## Stated problem
Retype each entry below, keeping every character the same.
═══ Source data ═══
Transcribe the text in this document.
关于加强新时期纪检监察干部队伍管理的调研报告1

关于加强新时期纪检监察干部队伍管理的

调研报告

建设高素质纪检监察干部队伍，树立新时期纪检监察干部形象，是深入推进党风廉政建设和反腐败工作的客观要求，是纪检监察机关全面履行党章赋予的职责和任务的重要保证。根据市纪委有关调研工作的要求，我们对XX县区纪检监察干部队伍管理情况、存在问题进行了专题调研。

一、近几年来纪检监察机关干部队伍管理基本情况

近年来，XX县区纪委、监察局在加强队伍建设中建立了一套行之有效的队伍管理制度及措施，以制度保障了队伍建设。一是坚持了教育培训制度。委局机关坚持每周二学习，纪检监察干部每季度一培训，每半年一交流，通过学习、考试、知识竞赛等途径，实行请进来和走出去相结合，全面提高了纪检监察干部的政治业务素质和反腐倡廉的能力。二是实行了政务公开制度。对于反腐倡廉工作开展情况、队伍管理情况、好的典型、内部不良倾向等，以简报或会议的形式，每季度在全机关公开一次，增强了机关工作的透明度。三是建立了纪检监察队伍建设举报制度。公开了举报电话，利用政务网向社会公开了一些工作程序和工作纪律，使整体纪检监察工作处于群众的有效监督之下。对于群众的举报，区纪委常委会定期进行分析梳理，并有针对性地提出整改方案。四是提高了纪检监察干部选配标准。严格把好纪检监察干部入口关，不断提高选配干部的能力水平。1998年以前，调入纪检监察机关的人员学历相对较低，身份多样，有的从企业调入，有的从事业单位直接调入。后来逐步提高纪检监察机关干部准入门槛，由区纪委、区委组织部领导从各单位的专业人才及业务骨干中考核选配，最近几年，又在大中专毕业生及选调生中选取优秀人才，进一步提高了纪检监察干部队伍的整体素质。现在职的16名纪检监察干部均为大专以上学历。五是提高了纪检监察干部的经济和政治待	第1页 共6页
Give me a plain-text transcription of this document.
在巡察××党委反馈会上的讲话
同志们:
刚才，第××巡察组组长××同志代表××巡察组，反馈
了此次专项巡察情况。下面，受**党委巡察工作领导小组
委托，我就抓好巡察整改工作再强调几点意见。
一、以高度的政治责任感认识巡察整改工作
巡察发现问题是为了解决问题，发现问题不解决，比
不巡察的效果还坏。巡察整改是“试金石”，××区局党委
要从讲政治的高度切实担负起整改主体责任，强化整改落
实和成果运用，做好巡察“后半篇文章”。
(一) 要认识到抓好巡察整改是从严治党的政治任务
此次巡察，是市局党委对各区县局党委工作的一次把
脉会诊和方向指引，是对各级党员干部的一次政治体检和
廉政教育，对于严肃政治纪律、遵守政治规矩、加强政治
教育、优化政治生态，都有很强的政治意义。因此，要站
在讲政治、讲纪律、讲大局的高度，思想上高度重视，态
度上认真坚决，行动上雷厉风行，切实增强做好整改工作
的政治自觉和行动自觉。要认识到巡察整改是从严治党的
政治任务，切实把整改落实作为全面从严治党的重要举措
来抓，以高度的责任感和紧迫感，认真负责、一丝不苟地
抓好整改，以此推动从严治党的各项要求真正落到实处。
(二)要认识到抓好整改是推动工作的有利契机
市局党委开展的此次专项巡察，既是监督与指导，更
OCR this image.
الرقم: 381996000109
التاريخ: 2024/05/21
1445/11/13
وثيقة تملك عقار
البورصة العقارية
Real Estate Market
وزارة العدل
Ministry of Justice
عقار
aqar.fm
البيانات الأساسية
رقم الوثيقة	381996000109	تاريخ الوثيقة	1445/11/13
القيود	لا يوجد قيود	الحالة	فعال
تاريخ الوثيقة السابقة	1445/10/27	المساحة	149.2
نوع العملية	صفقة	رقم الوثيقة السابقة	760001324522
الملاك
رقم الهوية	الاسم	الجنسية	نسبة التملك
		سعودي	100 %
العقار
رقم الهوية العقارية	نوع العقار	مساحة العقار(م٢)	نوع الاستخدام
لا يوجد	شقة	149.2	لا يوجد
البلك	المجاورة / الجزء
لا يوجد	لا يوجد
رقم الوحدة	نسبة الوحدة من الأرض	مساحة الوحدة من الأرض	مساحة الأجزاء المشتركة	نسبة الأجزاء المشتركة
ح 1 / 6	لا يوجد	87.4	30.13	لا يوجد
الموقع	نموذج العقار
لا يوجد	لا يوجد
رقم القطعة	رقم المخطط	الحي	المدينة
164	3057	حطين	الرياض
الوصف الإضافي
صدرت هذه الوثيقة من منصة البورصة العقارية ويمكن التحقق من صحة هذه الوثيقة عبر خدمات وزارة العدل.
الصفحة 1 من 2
═══
## Written solution
Transcribe the text in this document.
关于加强新时期纪检监察干部队伍管理的调研报告1

关于加强新时期纪检监察干部队伍管理的

调研报告

建设高素质纪检监察干部队伍，树立新时期纪检监察干部形象，是深入推进党风廉政建设和反腐败工作的客观要求，是纪检监察机关全面履行党章赋予的职责和任务的重要保证。根据市纪委有关调研工作的要求，我们对XX县区纪检监察干部队伍管理情况、存在问题进行了专题调研。

一、近几年来纪检监察机关干部队伍管理基本情况

近年来，XX县区纪委、监察局在加强队伍建设中建立了一套行之有效的队伍管理制度及措施，以制度保障了队伍建设。一是坚持了教育培训制度。委局机关坚持每周二学习，纪检监察干部每季度一培训，每半年一交流，通过学习、考试、知识竞赛等途径，实行请进来和走出去相结合，全面提高了纪检监察干部的政治业务素质和反腐倡廉的能力。二是实行了政务公开制度。对于反腐倡廉工作开展情况、队伍管理情况、好的典型、内部不良倾向等，以简报或会议的形式，每季度在全机关公开一次，增强了机关工作的透明度。三是建立了纪检监察队伍建设举报制度。公开了举报电话，利用政务网向社会公开了一些工作程序和工作纪律，使整体纪检监察工作处于群众的有效监督之下。对于群众的举报，区纪委常委会定期进行分析梳理，并有针对性地提出整改方案。四是提高了纪检监察干部选配标准。严格把好纪检监察干部入口关，不断提高选配干部的能力水平。1998年以前，调入纪检监察机关的人员学历相对较低，身份多样，有的从企业调入，有的从事业单位直接调入。后来逐步提高纪检监察机关干部准入门槛，由区纪委、区委组织部领导从各单位的专业人才及业务骨干中考核选配，最近几年，又在大中专毕业生及选调生中选取优秀人才，进一步提高了纪检监察干部队伍的整体素质。现在职的16名纪检监察干部均为大专以上学历。五是提高了纪检监察干部的经济和政治待	第1页 共6页
Give me a plain-text transcription of this document.
在巡察××党委反馈会上的讲话
同志们:
刚才，第××巡察组组长××同志代表××巡察组，反馈
了此次专项巡察情况。下面，受**党委巡察工作领导小组
委托，我就抓好巡察整改工作再强调几点意见。
一、以高度的政治责任感认识巡察整改工作
巡察发现问题是为了解决问题，发现问题不解决，比
不巡察的效果还坏。巡察整改是“试金石”，××区局党委
要从讲政治的高度切实担负起整改主体责任，强化整改落
实和成果运用，做好巡察“后半篇文章”。
(一) 要认识到抓好巡察整改是从严治党的政治任务
此次巡察，是市局党委对各区县局党委工作的一次把
脉会诊和方向指引，是对各级党员干部的一次政治体检和
廉政教育，对于严肃政治纪律、遵守政治规矩、加强政治
教育、优化政治生态，都有很强的政治意义。因此，要站
在讲政治、讲纪律、讲大局的高度，思想上高度重视，态
度上认真坚决，行动上雷厉风行，切实增强做好整改工作
的政治自觉和行动自觉。要认识到巡察整改是从严治党的
政治任务，切实把整改落实作为全面从严治党的重要举措
来抓，以高度的责任感和紧迫感，认真负责、一丝不苟地
抓好整改，以此推动从严治党的各项要求真正落到实处。
(二)要认识到抓好整改是推动工作的有利契机
市局党委开展的此次专项巡察，既是监督与指导，更
OCR this image.
الرقم: 381996000109
التاريخ: 2024/05/21
1445/11/13
وثيقة تملك عقار
البورصة العقارية
Real Estate Market
وزارة العدل
Ministry of Justice
عقار
aqar.fm
البيانات الأساسية
رقم الوثيقة	381996000109	تاريخ الوثيقة	1445/11/13
القيود	لا يوجد قيود	الحالة	فعال
تاريخ الوثيقة السابقة	1445/10/27	المساحة	149.2
نوع العملية	صفقة	رقم الوثيقة السابقة	760001324522
الملاك
رقم الهوية	الاسم	الجنسية	نسبة التملك
		سعودي	100 %
العقار
رقم الهوية العقارية	نوع العقار	مساحة العقار(م٢)	نوع الاستخدام
لا يوجد	شقة	149.2	لا يوجد
البلك	المجاورة / الجزء
لا يوجد	لا يوجد
رقم الوحدة	نسبة الوحدة من الأرض	مساحة الوحدة من الأرض	مساحة الأجزاء المشتركة	نسبة الأجزاء المشتركة
ح 1 / 6	لا يوجد	87.4	30.13	لا يوجد
الموقع	نموذج العقار
لا يوجد	لا يوجد
رقم القطعة	رقم المخطط	الحي	المدينة
164	3057	حطين	الرياض
الوصف الإضافي
صدرت هذه الوثيقة من منصة البورصة العقارية ويمكن التحقق من صحة هذه الوثيقة عبر خدمات وزارة العدل.
الصفحة 1 من 2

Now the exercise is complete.